Find the lines holding the string "уплотнения" in the data, then copy all of them.

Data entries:
---+---
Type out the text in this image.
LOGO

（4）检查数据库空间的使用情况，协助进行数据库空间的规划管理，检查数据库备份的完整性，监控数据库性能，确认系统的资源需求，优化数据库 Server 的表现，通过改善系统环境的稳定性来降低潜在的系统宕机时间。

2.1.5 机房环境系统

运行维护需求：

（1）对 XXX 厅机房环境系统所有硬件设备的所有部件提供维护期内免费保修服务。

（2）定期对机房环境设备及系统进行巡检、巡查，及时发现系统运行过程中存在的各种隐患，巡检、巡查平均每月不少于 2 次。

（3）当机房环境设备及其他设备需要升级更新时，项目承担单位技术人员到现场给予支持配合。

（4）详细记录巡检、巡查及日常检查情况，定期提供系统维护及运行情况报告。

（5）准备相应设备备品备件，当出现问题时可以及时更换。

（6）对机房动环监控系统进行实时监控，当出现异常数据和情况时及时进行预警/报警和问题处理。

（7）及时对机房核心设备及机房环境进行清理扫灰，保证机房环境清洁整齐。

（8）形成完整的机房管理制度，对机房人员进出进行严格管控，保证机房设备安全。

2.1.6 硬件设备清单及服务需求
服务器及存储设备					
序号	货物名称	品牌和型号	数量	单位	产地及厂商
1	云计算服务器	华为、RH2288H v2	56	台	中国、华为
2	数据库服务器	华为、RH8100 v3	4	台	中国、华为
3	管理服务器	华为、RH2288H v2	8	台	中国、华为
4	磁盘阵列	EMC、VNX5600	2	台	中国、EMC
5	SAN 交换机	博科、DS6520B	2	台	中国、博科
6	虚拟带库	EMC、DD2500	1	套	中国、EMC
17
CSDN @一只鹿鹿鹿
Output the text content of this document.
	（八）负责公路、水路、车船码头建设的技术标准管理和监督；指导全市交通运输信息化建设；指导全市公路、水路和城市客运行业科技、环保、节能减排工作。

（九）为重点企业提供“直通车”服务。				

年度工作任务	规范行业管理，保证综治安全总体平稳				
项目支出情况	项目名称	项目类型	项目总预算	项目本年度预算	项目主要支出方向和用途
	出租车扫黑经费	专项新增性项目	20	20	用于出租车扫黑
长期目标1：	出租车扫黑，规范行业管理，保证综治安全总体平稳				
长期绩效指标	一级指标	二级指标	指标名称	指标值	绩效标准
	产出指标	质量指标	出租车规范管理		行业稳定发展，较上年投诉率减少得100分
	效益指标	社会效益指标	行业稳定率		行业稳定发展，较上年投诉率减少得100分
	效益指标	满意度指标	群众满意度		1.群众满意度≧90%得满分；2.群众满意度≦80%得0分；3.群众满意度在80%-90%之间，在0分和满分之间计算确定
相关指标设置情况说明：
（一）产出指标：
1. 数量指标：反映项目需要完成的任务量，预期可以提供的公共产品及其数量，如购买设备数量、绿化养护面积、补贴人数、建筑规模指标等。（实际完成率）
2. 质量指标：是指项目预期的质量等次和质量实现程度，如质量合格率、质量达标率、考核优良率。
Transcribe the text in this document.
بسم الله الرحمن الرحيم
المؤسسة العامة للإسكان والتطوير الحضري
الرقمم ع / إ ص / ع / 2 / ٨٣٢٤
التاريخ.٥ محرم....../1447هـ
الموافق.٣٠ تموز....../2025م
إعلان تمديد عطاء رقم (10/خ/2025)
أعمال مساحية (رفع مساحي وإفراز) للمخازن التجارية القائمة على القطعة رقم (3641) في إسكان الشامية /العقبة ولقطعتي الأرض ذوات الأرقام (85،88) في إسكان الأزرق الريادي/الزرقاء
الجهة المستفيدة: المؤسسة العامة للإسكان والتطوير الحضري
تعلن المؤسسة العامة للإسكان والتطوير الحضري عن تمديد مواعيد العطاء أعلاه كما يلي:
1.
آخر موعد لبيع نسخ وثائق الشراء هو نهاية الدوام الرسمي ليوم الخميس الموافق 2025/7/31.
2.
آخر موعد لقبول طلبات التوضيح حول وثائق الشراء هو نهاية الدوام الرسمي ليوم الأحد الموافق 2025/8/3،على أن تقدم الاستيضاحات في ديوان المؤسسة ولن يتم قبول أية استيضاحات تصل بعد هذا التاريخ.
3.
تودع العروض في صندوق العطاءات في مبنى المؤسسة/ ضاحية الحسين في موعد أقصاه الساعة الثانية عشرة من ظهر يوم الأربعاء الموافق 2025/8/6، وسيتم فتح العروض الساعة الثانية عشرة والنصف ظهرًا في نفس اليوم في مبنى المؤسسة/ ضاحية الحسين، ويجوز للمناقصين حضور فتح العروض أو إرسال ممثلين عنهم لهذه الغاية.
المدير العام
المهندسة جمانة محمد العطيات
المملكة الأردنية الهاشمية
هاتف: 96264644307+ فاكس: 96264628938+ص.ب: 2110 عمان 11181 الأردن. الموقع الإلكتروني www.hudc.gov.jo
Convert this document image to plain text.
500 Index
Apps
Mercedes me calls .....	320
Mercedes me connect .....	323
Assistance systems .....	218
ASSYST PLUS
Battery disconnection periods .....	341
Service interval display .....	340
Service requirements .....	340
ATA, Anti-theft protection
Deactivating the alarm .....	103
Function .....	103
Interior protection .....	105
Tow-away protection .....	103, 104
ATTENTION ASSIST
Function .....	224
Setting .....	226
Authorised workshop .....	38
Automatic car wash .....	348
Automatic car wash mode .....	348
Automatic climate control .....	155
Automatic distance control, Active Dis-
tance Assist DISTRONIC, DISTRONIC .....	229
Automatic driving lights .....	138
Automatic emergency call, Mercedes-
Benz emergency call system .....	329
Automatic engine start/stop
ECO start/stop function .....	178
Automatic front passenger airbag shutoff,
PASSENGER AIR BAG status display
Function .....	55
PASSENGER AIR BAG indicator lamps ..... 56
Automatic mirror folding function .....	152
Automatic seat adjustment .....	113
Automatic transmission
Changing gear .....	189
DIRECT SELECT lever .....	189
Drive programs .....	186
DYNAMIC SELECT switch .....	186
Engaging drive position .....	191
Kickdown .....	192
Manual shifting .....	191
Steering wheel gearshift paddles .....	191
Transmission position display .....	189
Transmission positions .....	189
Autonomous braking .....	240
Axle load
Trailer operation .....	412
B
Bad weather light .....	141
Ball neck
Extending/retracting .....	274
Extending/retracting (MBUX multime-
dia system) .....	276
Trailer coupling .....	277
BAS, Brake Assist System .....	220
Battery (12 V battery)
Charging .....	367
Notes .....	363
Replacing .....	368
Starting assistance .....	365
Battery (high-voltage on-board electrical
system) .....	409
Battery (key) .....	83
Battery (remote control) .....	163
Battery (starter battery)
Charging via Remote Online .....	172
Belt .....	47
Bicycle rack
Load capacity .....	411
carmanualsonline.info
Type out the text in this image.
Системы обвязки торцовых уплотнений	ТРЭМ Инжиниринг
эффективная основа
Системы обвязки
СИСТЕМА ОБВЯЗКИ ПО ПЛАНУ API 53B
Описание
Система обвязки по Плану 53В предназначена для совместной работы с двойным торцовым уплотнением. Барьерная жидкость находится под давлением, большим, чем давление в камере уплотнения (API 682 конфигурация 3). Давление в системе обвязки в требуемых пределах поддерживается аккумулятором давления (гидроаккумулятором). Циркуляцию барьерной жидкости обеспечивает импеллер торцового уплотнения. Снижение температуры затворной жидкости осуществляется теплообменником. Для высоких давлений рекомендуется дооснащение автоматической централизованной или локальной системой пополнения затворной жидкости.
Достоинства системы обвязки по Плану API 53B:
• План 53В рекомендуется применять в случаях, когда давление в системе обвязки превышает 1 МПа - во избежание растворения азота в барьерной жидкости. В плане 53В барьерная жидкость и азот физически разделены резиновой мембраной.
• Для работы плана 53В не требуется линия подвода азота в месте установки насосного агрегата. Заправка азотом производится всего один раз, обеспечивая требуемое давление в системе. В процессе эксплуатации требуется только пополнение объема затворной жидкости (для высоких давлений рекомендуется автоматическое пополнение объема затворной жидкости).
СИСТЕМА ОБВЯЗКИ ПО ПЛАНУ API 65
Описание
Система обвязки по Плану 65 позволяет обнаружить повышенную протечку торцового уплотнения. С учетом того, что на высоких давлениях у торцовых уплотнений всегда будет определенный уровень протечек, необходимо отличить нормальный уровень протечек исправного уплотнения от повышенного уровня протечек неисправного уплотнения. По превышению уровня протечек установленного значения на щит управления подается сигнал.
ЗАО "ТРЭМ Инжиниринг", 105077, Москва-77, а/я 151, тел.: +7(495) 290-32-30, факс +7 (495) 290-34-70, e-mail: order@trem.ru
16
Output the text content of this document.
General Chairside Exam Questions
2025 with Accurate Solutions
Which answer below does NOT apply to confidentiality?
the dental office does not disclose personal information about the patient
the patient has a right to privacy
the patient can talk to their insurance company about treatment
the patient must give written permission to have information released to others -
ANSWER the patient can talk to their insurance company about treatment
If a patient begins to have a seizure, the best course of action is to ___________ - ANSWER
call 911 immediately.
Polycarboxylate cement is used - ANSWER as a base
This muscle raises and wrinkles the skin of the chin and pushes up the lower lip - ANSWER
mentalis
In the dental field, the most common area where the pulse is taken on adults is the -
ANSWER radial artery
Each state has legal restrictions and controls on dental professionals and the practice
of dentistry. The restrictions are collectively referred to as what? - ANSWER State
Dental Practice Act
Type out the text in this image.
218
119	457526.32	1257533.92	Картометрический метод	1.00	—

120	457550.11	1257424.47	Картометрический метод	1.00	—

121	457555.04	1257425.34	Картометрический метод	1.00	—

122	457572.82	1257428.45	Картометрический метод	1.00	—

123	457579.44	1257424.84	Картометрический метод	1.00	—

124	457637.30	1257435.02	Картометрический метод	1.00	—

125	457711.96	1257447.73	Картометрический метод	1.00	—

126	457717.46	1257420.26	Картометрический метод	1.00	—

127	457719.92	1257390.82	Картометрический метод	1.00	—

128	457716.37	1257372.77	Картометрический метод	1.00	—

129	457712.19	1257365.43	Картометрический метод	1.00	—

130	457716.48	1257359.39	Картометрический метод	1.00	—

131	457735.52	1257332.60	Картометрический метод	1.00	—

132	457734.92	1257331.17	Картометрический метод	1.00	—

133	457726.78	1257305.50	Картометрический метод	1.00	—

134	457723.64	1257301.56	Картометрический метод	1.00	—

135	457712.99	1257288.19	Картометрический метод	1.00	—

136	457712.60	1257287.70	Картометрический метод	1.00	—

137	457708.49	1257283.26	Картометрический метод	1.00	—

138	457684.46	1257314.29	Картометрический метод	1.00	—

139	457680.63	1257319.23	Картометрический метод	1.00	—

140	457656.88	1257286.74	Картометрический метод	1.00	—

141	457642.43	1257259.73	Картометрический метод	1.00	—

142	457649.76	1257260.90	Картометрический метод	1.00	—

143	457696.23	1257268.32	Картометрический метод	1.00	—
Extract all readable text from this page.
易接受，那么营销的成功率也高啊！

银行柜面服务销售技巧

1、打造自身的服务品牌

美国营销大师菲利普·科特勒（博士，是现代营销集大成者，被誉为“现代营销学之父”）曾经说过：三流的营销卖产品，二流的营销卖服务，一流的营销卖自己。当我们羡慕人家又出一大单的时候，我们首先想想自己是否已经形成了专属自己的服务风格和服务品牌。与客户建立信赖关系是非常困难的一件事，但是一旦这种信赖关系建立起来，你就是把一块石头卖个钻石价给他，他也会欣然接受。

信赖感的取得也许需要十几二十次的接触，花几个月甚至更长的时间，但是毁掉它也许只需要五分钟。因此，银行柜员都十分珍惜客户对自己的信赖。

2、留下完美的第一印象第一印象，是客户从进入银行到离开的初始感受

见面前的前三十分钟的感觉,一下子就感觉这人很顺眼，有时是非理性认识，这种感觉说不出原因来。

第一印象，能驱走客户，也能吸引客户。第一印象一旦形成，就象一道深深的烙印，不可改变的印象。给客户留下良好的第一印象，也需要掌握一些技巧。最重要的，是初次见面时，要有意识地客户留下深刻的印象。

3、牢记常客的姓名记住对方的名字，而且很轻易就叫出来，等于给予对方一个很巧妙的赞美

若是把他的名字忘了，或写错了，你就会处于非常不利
---+---
▶ **SOLUTION FOR THIS EXERCISE**:
Система обвязки по Плану 53В предназначена для совместной работы с двойным торцовым уплотнением. Барьерная жидкость находится под давлением, большим, чем давление в камере уплотнения (API 682 конфигурация 3). Давление в системе обвязки в требуемых пределах поддерживается аккумулятором давления (гидроаккумулятором). Циркуляцию барьерной жидкости обеспечивает импеллер торцового уплотнения. Снижение температуры затворной жидкости осуществляется теплообменником. Для высоких давлений рекомендуется дооснащение автоматической централизованной или локальной системой пополнения затворной жидкости.
Система обвязки по Плану 65 позволяет обнаружить повышенную протечку торцового уплотнения. С учетом того, что на высоких давлениях у торцовых уплотнений всегда будет определенный уровень протечек, необходимо отличить нормальный уровень протечек исправного уплотнения от повышенного уровня протечек неисправного уплотнения. По превышению уровня протечек установленного значения на щит управления подается сигнал.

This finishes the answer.